[Dataset items]
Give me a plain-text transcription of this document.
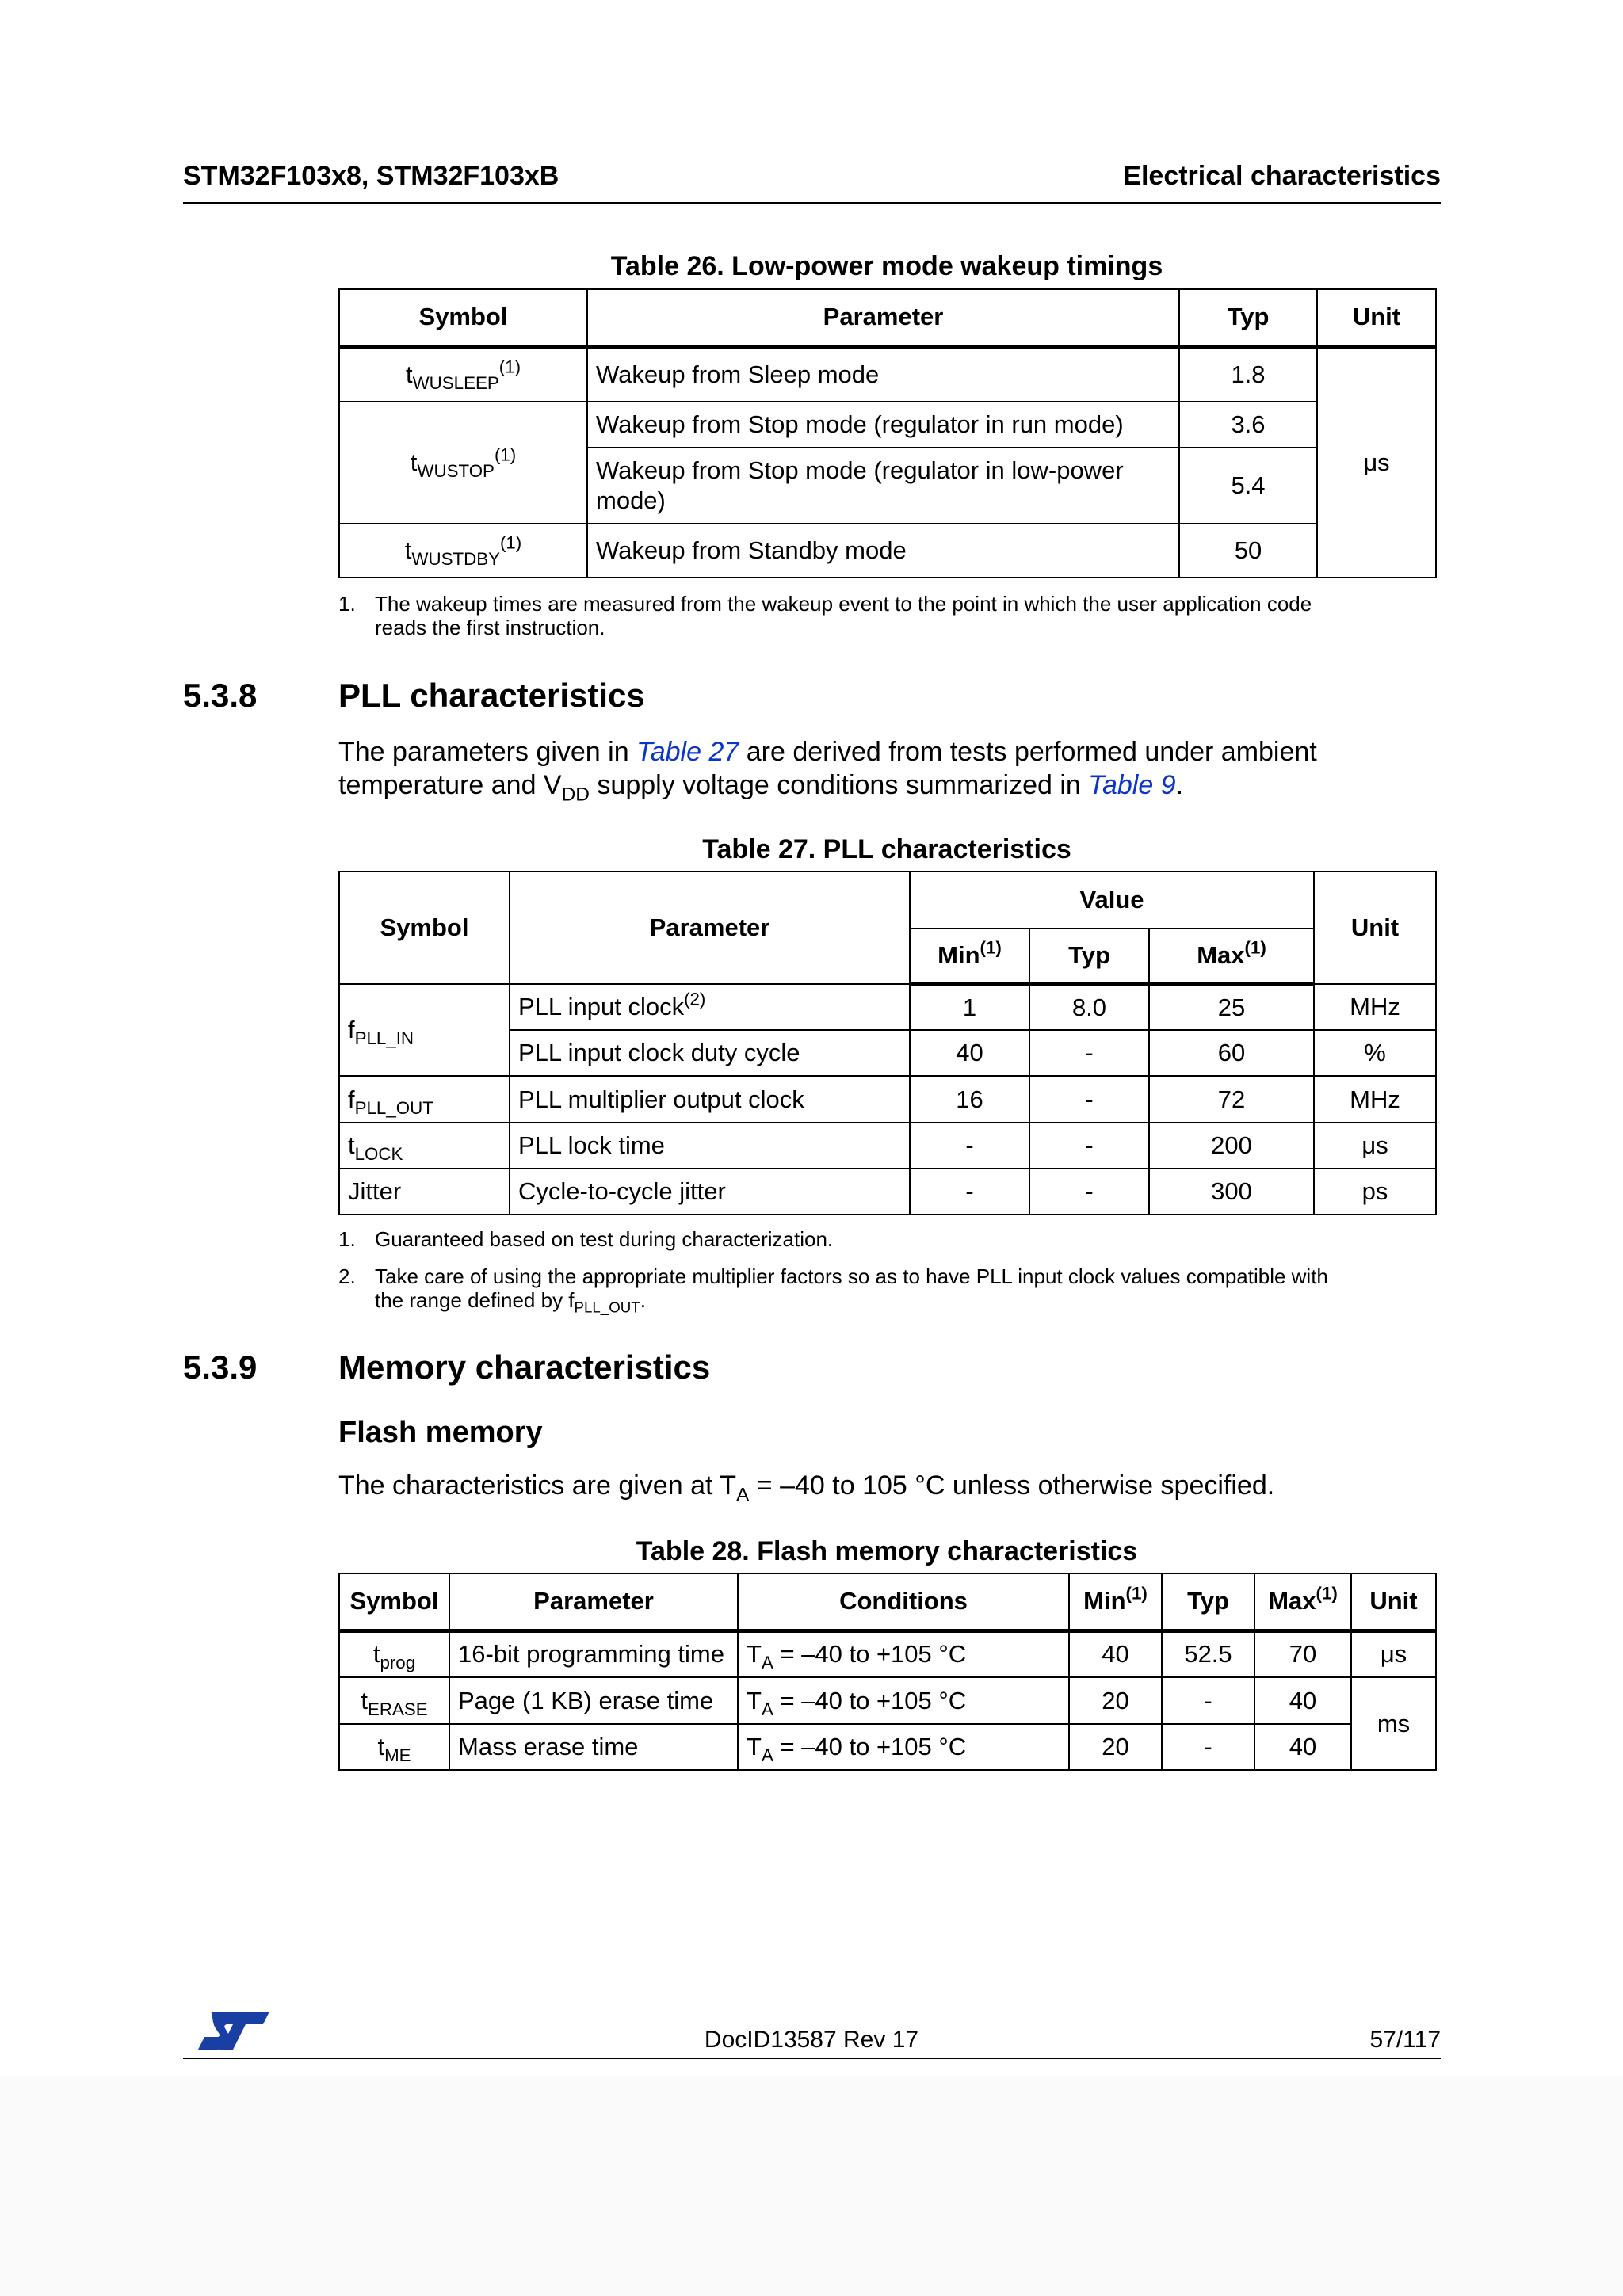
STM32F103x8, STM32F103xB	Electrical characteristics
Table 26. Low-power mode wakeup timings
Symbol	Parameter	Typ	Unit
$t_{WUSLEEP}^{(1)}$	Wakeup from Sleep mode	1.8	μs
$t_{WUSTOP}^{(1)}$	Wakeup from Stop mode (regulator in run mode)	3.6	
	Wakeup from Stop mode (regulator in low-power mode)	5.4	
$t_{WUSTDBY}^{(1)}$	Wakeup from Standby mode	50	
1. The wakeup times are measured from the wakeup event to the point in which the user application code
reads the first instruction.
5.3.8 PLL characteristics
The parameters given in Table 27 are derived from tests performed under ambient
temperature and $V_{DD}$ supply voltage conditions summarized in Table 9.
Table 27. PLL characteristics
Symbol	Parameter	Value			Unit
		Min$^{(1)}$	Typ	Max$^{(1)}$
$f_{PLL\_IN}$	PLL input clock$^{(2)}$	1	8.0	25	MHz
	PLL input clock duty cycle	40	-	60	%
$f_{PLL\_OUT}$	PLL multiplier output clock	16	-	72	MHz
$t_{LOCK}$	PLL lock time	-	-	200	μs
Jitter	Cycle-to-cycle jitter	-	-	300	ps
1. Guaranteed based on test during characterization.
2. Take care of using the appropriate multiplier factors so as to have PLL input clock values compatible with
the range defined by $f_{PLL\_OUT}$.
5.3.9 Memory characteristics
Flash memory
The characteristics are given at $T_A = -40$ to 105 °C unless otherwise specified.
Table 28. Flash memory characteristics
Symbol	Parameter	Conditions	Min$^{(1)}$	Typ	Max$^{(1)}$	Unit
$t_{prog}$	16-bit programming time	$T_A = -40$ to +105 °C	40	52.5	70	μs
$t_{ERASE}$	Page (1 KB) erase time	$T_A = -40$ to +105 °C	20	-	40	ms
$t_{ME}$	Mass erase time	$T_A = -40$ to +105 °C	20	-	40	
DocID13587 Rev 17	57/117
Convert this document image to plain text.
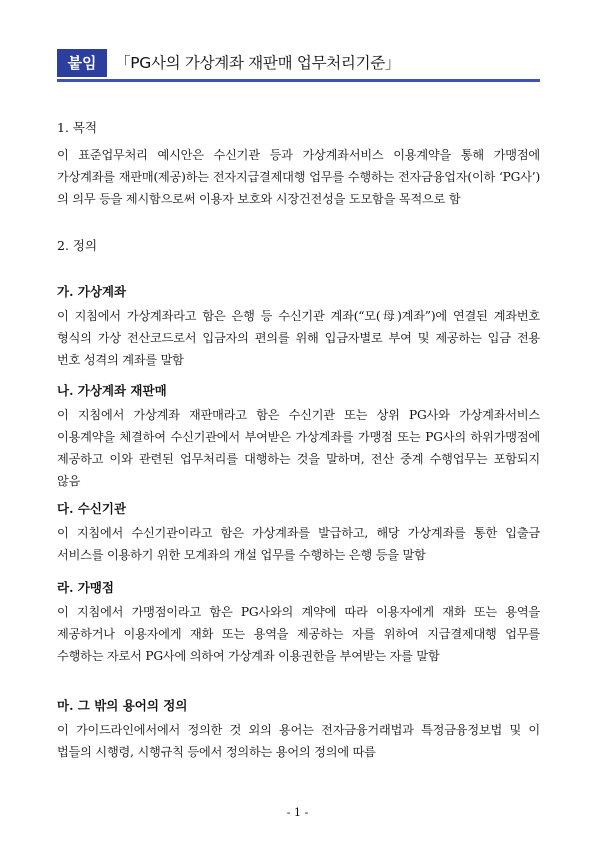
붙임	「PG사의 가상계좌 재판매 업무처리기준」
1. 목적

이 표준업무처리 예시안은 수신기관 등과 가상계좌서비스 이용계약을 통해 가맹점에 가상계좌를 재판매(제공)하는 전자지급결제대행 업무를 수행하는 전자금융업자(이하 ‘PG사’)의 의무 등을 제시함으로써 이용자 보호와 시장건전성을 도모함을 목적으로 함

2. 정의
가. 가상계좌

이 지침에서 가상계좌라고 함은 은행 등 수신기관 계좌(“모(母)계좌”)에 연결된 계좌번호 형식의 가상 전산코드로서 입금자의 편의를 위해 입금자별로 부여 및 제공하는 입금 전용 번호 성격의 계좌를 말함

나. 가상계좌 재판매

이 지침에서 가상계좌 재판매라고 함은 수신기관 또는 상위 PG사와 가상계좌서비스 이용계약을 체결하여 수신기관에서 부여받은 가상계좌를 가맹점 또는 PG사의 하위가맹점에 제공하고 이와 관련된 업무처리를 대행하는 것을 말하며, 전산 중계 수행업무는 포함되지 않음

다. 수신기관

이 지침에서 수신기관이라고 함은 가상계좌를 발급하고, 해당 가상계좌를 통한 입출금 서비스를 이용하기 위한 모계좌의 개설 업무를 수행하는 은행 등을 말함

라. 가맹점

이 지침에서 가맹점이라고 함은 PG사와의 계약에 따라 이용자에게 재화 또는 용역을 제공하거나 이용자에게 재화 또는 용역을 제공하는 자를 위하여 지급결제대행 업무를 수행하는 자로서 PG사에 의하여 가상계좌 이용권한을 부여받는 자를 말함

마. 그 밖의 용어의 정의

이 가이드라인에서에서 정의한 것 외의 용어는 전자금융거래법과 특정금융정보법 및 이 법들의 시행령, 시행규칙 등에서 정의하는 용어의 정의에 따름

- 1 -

● WHAT IS REQUIRED: Every record above should be transcribed exactly; the pictures stay out of the copy.

● RESPONSE BELOW:
Give me a plain-text transcription of this document.
STM32F103x8, STM32F103xB	Electrical characteristics
Table 26. Low-power mode wakeup timings
Symbol	Parameter	Typ	Unit
$t_{WUSLEEP}^{(1)}$	Wakeup from Sleep mode	1.8	μs
$t_{WUSTOP}^{(1)}$	Wakeup from Stop mode (regulator in run mode)	3.6	
	Wakeup from Stop mode (regulator in low-power mode)	5.4	
$t_{WUSTDBY}^{(1)}$	Wakeup from Standby mode	50	
1. The wakeup times are measured from the wakeup event to the point in which the user application code
reads the first instruction.
5.3.8 PLL characteristics
The parameters given in Table 27 are derived from tests performed under ambient
temperature and $V_{DD}$ supply voltage conditions summarized in Table 9.
Table 27. PLL characteristics
Symbol	Parameter	Value			Unit
		Min$^{(1)}$	Typ	Max$^{(1)}$
$f_{PLL\_IN}$	PLL input clock$^{(2)}$	1	8.0	25	MHz
	PLL input clock duty cycle	40	-	60	%
$f_{PLL\_OUT}$	PLL multiplier output clock	16	-	72	MHz
$t_{LOCK}$	PLL lock time	-	-	200	μs
Jitter	Cycle-to-cycle jitter	-	-	300	ps
1. Guaranteed based on test during characterization.
2. Take care of using the appropriate multiplier factors so as to have PLL input clock values compatible with
the range defined by $f_{PLL\_OUT}$.
5.3.9 Memory characteristics
Flash memory
The characteristics are given at $T_A = -40$ to 105 °C unless otherwise specified.
Table 28. Flash memory characteristics
Symbol	Parameter	Conditions	Min$^{(1)}$	Typ	Max$^{(1)}$	Unit
$t_{prog}$	16-bit programming time	$T_A = -40$ to +105 °C	40	52.5	70	μs
$t_{ERASE}$	Page (1 KB) erase time	$T_A = -40$ to +105 °C	20	-	40	ms
$t_{ME}$	Mass erase time	$T_A = -40$ to +105 °C	20	-	40	
DocID13587 Rev 17	57/117
Convert this document image to plain text.
붙임	「PG사의 가상계좌 재판매 업무처리기준」
1. 목적

이 표준업무처리 예시안은 수신기관 등과 가상계좌서비스 이용계약을 통해 가맹점에 가상계좌를 재판매(제공)하는 전자지급결제대행 업무를 수행하는 전자금융업자(이하 ‘PG사’)의 의무 등을 제시함으로써 이용자 보호와 시장건전성을 도모함을 목적으로 함

2. 정의
가. 가상계좌

이 지침에서 가상계좌라고 함은 은행 등 수신기관 계좌(“모(母)계좌”)에 연결된 계좌번호 형식의 가상 전산코드로서 입금자의 편의를 위해 입금자별로 부여 및 제공하는 입금 전용 번호 성격의 계좌를 말함

나. 가상계좌 재판매

이 지침에서 가상계좌 재판매라고 함은 수신기관 또는 상위 PG사와 가상계좌서비스 이용계약을 체결하여 수신기관에서 부여받은 가상계좌를 가맹점 또는 PG사의 하위가맹점에 제공하고 이와 관련된 업무처리를 대행하는 것을 말하며, 전산 중계 수행업무는 포함되지 않음

다. 수신기관

이 지침에서 수신기관이라고 함은 가상계좌를 발급하고, 해당 가상계좌를 통한 입출금 서비스를 이용하기 위한 모계좌의 개설 업무를 수행하는 은행 등을 말함

라. 가맹점

이 지침에서 가맹점이라고 함은 PG사와의 계약에 따라 이용자에게 재화 또는 용역을 제공하거나 이용자에게 재화 또는 용역을 제공하는 자를 위하여 지급결제대행 업무를 수행하는 자로서 PG사에 의하여 가상계좌 이용권한을 부여받는 자를 말함

마. 그 밖의 용어의 정의

이 가이드라인에서에서 정의한 것 외의 용어는 전자금융거래법과 특정금융정보법 및 이 법들의 시행령, 시행규칙 등에서 정의하는 용어의 정의에 따름

- 1 -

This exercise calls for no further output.